#### Description of the task:
Where a line holds the string "icon", return that line.
+ + + + + + +
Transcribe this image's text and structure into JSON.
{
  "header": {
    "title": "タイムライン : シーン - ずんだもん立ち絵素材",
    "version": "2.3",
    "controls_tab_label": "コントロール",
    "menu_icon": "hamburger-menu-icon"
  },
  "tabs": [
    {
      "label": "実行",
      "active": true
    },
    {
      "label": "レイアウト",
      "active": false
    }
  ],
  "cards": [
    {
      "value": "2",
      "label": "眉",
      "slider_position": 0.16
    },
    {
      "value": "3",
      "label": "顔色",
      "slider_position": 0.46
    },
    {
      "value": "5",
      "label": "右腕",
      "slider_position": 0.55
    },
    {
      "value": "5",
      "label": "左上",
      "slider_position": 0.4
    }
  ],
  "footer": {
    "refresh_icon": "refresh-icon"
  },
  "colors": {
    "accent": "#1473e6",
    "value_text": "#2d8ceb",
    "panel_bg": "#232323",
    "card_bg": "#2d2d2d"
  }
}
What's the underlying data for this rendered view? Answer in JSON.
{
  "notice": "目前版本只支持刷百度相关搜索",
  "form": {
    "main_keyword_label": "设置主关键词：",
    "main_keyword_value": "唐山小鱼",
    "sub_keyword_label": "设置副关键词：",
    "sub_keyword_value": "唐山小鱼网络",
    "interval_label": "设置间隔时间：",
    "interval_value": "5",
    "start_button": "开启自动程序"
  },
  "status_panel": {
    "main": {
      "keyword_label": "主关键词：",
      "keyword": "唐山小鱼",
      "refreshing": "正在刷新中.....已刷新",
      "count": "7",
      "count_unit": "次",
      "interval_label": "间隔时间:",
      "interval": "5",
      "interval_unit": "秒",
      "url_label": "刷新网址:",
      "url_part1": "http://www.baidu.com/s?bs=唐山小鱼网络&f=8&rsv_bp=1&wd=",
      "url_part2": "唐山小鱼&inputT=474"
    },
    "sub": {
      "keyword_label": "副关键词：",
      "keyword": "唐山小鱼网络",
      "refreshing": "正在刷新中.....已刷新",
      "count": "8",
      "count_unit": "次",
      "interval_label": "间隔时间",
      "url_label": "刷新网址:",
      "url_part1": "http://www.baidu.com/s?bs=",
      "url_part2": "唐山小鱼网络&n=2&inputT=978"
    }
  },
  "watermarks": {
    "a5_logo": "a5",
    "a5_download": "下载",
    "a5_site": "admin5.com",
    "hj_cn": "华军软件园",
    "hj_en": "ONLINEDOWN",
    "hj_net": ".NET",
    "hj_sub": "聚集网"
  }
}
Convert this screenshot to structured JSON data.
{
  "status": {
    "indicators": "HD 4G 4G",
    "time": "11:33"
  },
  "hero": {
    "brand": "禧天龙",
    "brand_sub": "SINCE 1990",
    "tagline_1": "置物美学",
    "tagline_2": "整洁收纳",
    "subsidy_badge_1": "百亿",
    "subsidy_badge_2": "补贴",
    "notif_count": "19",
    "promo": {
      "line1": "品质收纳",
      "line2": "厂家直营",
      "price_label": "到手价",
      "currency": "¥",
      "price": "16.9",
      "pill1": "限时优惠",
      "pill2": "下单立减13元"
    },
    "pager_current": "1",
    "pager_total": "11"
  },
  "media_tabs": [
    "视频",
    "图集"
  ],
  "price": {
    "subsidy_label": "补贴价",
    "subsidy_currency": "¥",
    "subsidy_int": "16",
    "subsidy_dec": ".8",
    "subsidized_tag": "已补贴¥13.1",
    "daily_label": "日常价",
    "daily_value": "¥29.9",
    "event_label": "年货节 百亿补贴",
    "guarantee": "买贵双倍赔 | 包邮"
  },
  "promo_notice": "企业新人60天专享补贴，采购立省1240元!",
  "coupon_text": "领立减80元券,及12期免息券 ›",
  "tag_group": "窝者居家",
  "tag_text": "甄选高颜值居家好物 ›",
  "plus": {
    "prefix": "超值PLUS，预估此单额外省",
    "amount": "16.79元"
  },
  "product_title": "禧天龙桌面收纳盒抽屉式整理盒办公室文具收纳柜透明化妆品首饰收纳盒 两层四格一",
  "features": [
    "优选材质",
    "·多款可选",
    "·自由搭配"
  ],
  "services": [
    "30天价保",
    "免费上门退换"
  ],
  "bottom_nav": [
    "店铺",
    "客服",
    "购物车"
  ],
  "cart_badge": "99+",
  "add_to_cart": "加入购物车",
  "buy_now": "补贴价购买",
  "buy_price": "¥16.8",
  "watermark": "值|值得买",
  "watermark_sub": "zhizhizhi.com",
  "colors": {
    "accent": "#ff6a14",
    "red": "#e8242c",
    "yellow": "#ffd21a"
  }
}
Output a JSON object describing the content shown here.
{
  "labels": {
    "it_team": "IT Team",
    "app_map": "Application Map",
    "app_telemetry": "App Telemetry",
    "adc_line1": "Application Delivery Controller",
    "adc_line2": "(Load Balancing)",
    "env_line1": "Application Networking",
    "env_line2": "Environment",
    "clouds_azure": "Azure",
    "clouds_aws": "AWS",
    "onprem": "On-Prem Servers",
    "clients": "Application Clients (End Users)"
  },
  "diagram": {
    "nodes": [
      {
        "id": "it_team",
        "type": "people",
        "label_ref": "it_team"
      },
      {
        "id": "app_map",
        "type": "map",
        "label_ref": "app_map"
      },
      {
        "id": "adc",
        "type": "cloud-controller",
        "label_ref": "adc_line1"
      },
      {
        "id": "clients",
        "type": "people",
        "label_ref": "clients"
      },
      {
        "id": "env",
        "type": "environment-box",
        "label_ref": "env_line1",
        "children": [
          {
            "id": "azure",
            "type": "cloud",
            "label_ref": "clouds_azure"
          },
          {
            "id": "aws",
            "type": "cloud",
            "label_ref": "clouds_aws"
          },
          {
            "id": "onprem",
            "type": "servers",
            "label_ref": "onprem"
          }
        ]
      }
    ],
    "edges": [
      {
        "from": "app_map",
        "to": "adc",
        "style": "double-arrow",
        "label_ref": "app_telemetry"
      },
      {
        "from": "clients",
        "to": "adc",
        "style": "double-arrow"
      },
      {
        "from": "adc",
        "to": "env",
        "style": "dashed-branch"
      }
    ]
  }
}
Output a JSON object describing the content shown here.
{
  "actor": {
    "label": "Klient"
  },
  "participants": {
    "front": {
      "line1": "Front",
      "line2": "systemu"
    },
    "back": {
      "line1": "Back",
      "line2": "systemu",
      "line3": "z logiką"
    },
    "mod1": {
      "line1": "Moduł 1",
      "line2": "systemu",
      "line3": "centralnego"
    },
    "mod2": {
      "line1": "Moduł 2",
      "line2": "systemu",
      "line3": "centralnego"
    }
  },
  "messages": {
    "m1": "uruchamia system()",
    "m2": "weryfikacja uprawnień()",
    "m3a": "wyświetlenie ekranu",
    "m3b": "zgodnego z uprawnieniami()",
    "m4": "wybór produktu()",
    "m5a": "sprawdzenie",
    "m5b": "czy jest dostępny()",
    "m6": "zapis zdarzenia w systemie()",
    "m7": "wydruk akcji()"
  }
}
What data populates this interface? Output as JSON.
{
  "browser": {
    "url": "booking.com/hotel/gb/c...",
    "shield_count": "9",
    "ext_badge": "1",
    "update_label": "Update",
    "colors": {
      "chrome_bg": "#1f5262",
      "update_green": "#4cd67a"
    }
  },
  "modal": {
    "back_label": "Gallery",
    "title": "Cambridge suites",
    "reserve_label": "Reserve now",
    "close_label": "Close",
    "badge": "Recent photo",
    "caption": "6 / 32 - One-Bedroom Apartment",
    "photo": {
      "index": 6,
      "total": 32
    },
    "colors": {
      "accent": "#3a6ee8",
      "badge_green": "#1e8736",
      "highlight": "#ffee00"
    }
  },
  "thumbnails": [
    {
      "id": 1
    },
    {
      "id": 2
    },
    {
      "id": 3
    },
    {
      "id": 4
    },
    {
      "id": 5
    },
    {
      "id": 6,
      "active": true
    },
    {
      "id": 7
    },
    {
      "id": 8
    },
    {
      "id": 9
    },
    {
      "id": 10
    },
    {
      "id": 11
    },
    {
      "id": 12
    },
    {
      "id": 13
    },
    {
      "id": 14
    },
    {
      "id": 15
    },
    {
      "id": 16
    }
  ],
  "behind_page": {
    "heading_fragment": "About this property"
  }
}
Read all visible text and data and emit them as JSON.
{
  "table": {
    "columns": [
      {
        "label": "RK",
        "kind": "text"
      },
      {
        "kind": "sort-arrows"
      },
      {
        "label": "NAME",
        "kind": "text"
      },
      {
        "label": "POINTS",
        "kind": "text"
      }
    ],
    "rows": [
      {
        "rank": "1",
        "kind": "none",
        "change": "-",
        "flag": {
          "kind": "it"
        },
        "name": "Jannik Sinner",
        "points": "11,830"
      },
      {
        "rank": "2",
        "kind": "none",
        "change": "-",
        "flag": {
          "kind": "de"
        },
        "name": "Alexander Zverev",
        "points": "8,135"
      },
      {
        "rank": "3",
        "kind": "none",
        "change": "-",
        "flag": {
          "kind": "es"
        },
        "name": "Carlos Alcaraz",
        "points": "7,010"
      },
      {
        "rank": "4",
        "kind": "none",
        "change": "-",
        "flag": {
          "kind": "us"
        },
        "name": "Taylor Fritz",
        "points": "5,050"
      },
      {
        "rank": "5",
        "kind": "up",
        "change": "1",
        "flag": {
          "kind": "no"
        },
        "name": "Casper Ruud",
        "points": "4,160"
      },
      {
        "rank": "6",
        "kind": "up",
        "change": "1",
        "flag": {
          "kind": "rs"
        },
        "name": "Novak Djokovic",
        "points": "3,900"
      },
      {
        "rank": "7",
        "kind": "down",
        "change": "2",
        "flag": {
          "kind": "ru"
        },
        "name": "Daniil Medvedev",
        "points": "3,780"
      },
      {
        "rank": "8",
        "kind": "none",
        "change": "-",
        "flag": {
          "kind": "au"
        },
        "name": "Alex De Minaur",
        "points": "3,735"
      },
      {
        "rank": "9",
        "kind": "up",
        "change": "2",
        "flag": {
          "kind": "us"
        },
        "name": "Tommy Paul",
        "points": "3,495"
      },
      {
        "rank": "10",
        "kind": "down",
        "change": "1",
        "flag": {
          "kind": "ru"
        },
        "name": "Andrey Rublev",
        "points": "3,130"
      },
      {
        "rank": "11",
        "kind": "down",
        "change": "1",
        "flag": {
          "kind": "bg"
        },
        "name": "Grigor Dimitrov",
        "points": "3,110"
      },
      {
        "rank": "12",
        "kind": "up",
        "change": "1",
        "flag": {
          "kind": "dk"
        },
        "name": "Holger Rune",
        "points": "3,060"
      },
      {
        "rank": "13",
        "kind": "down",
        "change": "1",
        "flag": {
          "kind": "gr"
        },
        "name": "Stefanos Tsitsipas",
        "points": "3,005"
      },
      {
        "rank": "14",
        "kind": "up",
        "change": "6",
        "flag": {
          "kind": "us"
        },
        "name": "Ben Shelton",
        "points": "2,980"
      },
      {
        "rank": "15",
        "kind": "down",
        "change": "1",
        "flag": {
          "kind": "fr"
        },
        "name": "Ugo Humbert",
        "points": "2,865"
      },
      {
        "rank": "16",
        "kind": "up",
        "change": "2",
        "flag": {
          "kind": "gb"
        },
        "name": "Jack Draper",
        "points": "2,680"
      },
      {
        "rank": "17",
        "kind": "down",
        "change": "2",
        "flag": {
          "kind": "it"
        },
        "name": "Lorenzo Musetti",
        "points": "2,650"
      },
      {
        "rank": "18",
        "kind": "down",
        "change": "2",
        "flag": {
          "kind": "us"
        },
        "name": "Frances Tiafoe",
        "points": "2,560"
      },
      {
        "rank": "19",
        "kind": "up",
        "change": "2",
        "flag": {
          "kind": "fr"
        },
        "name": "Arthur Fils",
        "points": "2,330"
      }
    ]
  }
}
+ + + + + + +
#### Response below:
    "menu_icon": "hamburger-menu-icon"
    "refresh_icon": "refresh-icon"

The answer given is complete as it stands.